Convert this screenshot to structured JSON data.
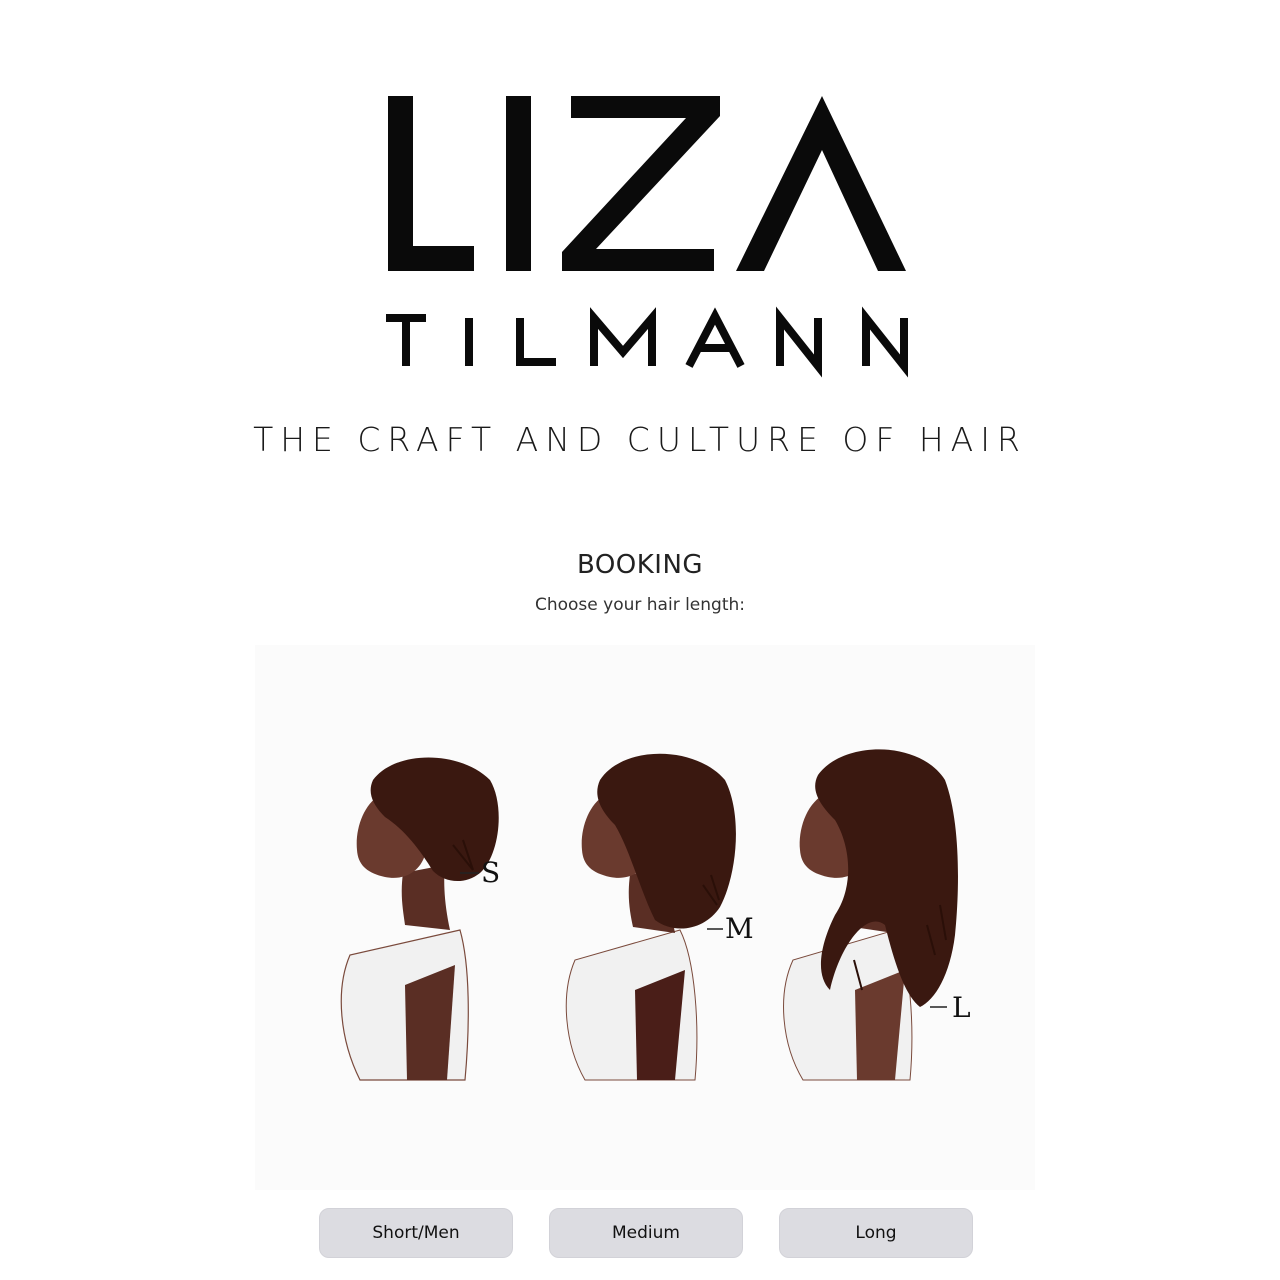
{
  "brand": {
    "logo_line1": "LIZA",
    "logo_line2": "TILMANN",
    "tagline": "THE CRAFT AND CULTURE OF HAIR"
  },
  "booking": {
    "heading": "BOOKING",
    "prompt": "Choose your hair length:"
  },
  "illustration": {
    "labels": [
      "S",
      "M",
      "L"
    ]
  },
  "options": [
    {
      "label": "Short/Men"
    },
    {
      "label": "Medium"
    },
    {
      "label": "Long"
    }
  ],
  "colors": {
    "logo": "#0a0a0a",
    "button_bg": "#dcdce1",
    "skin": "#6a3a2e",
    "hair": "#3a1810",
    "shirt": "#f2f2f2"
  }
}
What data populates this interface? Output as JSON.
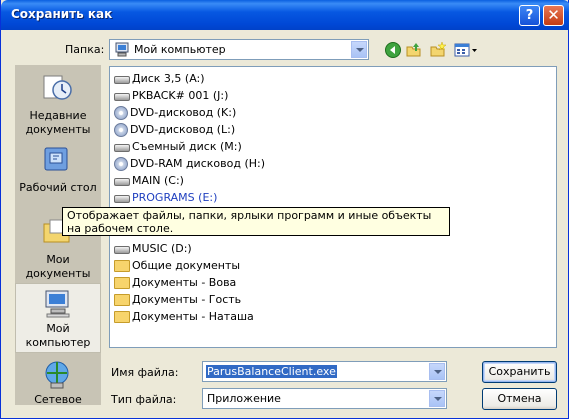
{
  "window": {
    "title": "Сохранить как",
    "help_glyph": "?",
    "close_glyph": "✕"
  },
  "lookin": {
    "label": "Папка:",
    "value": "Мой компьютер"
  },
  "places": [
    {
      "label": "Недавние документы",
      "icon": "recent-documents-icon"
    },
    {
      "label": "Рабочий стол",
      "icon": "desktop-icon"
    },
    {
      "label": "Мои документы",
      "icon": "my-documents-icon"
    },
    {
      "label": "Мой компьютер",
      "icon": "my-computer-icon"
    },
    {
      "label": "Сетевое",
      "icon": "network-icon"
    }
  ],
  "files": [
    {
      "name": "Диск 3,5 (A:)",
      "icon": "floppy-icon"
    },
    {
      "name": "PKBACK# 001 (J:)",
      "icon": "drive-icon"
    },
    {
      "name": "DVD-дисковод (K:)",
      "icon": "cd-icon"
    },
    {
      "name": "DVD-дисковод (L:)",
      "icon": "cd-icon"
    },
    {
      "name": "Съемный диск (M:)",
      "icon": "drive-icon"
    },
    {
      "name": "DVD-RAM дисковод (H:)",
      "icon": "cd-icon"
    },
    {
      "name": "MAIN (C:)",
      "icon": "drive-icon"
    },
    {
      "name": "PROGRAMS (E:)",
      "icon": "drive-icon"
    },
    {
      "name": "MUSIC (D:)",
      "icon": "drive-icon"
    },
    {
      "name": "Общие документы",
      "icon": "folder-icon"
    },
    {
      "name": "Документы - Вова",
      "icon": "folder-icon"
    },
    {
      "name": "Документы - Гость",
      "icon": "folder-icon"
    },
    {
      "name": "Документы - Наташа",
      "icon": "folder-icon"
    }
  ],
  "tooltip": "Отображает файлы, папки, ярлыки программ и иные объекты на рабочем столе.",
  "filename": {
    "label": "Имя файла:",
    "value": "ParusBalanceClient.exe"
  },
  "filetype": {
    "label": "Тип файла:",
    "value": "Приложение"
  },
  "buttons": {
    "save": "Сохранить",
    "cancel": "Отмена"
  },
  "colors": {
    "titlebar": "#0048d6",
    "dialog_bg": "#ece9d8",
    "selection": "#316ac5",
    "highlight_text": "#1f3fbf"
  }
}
--------------------
### What the exercise asks
Copy the listing in full and without alteration, omitting every picture.

### Result of this exercise
Convert this screenshot to structured JSON data.
{
  "brand": {
    "logo_line1": "LIZA",
    "logo_line2": "TILMANN",
    "tagline": "THE CRAFT AND CULTURE OF HAIR"
  },
  "booking": {
    "heading": "BOOKING",
    "prompt": "Choose your hair length:"
  },
  "illustration": {
    "labels": [
      "S",
      "M",
      "L"
    ]
  },
  "options": [
    {
      "label": "Short/Men"
    },
    {
      "label": "Medium"
    },
    {
      "label": "Long"
    }
  ],
  "colors": {
    "logo": "#0a0a0a",
    "button_bg": "#dcdce1",
    "skin": "#6a3a2e",
    "hair": "#3a1810",
    "shirt": "#f2f2f2"
  }
}
What data populates this interface? Output as JSON.
{
  "window": {
    "title": "Сохранить как",
    "help_glyph": "?",
    "close_glyph": "✕"
  },
  "lookin": {
    "label": "Папка:",
    "value": "Мой компьютер"
  },
  "places": [
    {
      "label": "Недавние документы",
      "icon": "recent-documents-icon"
    },
    {
      "label": "Рабочий стол",
      "icon": "desktop-icon"
    },
    {
      "label": "Мои документы",
      "icon": "my-documents-icon"
    },
    {
      "label": "Мой компьютер",
      "icon": "my-computer-icon"
    },
    {
      "label": "Сетевое",
      "icon": "network-icon"
    }
  ],
  "files": [
    {
      "name": "Диск 3,5 (A:)",
      "icon": "floppy-icon"
    },
    {
      "name": "PKBACK# 001 (J:)",
      "icon": "drive-icon"
    },
    {
      "name": "DVD-дисковод (K:)",
      "icon": "cd-icon"
    },
    {
      "name": "DVD-дисковод (L:)",
      "icon": "cd-icon"
    },
    {
      "name": "Съемный диск (M:)",
      "icon": "drive-icon"
    },
    {
      "name": "DVD-RAM дисковод (H:)",
      "icon": "cd-icon"
    },
    {
      "name": "MAIN (C:)",
      "icon": "drive-icon"
    },
    {
      "name": "PROGRAMS (E:)",
      "icon": "drive-icon"
    },
    {
      "name": "MUSIC (D:)",
      "icon": "drive-icon"
    },
    {
      "name": "Общие документы",
      "icon": "folder-icon"
    },
    {
      "name": "Документы - Вова",
      "icon": "folder-icon"
    },
    {
      "name": "Документы - Гость",
      "icon": "folder-icon"
    },
    {
      "name": "Документы - Наташа",
      "icon": "folder-icon"
    }
  ],
  "tooltip": "Отображает файлы, папки, ярлыки программ и иные объекты на рабочем столе.",
  "filename": {
    "label": "Имя файла:",
    "value": "ParusBalanceClient.exe"
  },
  "filetype": {
    "label": "Тип файла:",
    "value": "Приложение"
  },
  "buttons": {
    "save": "Сохранить",
    "cancel": "Отмена"
  },
  "colors": {
    "titlebar": "#0048d6",
    "dialog_bg": "#ece9d8",
    "selection": "#316ac5",
    "highlight_text": "#1f3fbf"
  }
}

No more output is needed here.